**EXERCISE GOAL**.
Find the lines of data that contain the string "Daily", then list them.

**DATA SUPPLIED**.
Begin
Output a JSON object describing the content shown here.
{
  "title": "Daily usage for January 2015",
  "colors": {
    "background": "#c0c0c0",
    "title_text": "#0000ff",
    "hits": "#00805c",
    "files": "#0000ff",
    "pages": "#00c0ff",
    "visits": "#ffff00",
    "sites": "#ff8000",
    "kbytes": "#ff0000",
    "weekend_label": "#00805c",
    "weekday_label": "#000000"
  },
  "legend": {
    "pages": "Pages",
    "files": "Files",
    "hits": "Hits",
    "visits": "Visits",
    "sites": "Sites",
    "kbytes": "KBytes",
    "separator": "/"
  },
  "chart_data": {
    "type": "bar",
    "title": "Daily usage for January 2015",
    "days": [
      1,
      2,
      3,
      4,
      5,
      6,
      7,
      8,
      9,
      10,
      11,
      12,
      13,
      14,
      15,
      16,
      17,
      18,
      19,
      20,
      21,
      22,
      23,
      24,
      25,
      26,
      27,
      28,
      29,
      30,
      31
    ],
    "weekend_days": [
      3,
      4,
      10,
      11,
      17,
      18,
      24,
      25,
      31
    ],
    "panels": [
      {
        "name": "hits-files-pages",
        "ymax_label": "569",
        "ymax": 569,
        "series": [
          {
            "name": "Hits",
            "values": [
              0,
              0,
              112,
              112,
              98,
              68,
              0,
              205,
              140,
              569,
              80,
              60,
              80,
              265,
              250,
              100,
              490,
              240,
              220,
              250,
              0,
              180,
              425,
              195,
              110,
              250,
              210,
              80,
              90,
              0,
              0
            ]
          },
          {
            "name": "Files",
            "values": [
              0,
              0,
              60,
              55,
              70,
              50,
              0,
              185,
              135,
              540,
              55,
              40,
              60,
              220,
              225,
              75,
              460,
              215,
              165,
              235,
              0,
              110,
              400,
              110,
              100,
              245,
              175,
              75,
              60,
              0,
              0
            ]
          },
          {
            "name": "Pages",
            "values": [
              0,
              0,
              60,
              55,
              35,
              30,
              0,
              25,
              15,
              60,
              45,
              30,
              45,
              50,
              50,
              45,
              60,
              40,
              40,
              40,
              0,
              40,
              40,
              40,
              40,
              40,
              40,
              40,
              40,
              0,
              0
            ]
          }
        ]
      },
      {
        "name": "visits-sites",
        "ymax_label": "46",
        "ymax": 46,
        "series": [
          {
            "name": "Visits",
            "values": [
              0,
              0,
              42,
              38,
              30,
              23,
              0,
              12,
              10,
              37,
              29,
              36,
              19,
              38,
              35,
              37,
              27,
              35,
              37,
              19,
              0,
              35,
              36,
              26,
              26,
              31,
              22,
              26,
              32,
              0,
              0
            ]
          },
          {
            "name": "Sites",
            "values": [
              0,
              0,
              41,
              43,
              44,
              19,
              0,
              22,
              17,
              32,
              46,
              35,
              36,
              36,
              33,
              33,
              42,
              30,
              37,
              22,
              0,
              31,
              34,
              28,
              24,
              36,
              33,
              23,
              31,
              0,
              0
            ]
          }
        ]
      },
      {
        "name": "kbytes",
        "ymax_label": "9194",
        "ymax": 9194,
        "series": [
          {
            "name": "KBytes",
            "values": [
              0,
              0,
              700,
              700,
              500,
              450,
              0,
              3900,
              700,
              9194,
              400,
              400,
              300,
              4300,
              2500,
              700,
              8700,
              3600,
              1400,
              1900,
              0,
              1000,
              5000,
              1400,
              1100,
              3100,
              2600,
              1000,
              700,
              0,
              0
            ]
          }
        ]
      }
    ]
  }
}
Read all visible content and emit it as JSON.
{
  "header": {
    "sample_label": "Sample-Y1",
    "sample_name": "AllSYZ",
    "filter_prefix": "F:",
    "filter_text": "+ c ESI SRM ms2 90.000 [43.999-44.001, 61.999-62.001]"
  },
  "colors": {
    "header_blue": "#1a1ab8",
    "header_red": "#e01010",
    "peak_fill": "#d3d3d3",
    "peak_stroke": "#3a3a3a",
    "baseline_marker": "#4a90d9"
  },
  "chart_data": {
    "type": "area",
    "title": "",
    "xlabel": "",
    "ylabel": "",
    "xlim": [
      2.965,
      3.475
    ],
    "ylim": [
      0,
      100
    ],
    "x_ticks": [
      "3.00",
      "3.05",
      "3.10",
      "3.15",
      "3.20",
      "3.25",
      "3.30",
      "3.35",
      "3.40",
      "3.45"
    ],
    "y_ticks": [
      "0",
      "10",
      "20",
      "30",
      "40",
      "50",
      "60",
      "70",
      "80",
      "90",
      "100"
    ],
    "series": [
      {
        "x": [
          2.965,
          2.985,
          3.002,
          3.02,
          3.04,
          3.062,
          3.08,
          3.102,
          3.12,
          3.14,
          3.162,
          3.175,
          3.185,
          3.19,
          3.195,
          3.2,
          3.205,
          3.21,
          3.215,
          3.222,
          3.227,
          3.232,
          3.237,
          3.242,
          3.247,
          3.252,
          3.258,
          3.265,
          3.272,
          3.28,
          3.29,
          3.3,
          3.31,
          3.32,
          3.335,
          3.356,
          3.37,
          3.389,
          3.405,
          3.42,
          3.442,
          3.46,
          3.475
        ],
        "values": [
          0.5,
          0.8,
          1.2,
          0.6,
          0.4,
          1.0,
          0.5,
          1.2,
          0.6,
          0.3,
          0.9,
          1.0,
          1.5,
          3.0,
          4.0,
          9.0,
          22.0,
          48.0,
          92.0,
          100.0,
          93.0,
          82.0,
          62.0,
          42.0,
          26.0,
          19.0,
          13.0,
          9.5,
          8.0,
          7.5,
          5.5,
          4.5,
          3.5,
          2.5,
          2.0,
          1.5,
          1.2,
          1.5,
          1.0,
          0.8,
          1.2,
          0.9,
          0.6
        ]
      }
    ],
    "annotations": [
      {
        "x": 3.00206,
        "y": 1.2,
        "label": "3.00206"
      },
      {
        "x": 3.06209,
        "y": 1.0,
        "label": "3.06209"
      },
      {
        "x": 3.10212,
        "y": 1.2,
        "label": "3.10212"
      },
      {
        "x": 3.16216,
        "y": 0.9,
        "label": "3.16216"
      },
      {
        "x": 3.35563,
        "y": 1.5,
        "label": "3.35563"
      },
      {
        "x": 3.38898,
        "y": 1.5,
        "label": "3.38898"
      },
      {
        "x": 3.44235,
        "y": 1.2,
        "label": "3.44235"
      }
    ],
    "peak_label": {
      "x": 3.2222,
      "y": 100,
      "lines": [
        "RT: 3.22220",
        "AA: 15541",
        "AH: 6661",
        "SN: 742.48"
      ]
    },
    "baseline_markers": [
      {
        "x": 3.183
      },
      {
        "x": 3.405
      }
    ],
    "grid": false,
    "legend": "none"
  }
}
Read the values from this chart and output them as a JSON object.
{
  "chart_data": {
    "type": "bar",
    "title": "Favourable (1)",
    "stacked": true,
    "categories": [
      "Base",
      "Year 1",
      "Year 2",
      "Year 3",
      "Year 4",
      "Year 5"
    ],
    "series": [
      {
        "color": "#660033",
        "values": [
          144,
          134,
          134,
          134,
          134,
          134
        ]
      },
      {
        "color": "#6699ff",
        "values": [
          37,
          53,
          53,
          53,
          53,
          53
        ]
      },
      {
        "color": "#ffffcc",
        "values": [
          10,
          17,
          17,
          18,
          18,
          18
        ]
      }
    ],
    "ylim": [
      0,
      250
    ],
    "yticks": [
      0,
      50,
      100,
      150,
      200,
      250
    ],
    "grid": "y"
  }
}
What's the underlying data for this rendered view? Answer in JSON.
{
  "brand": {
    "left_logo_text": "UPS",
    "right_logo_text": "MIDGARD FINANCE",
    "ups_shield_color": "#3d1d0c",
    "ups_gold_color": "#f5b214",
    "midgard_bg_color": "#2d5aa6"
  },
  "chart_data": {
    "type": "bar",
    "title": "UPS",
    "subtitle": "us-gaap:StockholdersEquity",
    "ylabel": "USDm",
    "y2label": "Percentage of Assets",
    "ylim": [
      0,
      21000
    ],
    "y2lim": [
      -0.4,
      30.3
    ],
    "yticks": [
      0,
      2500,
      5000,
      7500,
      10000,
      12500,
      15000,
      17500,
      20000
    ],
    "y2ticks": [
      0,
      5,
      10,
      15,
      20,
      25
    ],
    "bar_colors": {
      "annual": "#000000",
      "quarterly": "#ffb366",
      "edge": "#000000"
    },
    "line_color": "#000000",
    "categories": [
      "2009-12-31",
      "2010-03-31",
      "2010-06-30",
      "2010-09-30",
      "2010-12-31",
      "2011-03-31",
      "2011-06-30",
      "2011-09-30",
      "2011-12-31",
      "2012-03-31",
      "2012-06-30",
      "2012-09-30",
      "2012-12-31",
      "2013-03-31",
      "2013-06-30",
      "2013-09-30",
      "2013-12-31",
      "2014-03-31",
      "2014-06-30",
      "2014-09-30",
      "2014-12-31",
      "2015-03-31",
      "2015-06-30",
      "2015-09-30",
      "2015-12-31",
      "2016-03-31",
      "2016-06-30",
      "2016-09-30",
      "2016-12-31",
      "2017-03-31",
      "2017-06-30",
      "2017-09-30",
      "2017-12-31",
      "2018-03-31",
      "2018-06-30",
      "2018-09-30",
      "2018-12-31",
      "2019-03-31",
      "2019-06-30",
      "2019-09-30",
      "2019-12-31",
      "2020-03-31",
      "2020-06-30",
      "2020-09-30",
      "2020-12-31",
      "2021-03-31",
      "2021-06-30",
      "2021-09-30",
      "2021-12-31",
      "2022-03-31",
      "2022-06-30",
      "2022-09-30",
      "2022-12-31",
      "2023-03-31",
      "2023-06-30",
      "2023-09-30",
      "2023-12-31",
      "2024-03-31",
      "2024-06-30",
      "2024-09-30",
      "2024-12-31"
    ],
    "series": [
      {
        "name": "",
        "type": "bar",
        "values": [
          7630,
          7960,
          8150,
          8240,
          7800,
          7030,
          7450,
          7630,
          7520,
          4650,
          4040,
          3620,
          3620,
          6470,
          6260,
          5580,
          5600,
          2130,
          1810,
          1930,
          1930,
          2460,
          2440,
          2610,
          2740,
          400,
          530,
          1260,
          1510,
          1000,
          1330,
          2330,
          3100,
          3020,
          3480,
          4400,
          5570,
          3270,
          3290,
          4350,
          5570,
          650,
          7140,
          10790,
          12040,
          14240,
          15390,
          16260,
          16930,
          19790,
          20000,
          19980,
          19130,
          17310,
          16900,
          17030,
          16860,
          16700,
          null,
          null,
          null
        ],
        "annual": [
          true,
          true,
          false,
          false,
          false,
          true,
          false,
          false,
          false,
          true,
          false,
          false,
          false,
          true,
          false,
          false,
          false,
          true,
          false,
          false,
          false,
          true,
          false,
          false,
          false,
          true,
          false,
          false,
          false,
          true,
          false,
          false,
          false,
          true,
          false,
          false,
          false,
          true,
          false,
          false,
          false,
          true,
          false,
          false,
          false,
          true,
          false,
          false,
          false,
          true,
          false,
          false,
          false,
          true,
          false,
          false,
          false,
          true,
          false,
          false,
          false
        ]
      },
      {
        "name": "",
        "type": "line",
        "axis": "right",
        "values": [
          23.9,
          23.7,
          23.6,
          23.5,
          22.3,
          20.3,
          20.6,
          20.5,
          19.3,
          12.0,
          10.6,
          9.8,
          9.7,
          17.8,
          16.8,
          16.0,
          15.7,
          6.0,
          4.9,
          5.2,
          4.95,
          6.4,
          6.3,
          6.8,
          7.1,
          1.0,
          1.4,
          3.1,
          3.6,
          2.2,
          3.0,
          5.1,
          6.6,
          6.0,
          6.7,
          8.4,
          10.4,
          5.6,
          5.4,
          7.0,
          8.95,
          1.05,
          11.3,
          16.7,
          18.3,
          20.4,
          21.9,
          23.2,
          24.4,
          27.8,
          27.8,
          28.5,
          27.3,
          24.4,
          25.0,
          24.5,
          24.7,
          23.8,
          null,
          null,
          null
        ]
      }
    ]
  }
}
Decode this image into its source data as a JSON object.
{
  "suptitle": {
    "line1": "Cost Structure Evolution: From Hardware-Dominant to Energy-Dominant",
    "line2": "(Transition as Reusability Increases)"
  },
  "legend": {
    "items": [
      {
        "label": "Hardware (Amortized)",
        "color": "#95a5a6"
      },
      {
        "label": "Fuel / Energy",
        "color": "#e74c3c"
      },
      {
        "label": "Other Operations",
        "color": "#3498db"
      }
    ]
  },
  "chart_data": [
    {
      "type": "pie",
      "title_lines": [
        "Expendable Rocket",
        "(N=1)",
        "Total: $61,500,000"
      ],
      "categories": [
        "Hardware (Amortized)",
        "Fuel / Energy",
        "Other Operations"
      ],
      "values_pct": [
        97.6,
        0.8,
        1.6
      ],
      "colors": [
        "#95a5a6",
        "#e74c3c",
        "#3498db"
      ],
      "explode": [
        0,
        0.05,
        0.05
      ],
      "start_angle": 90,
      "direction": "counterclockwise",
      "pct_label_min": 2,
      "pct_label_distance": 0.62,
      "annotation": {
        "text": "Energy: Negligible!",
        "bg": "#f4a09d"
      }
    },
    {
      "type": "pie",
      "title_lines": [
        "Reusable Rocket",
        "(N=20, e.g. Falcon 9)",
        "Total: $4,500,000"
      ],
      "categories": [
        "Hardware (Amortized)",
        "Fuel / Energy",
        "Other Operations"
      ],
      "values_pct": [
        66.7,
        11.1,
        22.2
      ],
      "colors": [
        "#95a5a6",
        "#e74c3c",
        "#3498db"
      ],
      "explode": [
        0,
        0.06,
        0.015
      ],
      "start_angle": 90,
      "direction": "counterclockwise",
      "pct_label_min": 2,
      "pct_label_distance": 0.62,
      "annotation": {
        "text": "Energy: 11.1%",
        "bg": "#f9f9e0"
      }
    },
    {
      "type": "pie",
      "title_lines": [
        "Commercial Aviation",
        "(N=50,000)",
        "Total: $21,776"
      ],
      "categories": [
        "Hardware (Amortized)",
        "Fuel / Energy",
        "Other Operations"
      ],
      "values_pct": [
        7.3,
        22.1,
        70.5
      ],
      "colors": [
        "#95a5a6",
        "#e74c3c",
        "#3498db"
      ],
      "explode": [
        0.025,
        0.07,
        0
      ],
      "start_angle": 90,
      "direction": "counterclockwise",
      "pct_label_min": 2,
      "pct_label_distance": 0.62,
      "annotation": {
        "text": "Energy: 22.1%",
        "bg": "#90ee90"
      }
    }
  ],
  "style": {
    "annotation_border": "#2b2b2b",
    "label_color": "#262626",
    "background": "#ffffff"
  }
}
End
**COMPLETE ANSWER**.
  "title": "Daily usage for January 2015",
    "title": "Daily usage for January 2015",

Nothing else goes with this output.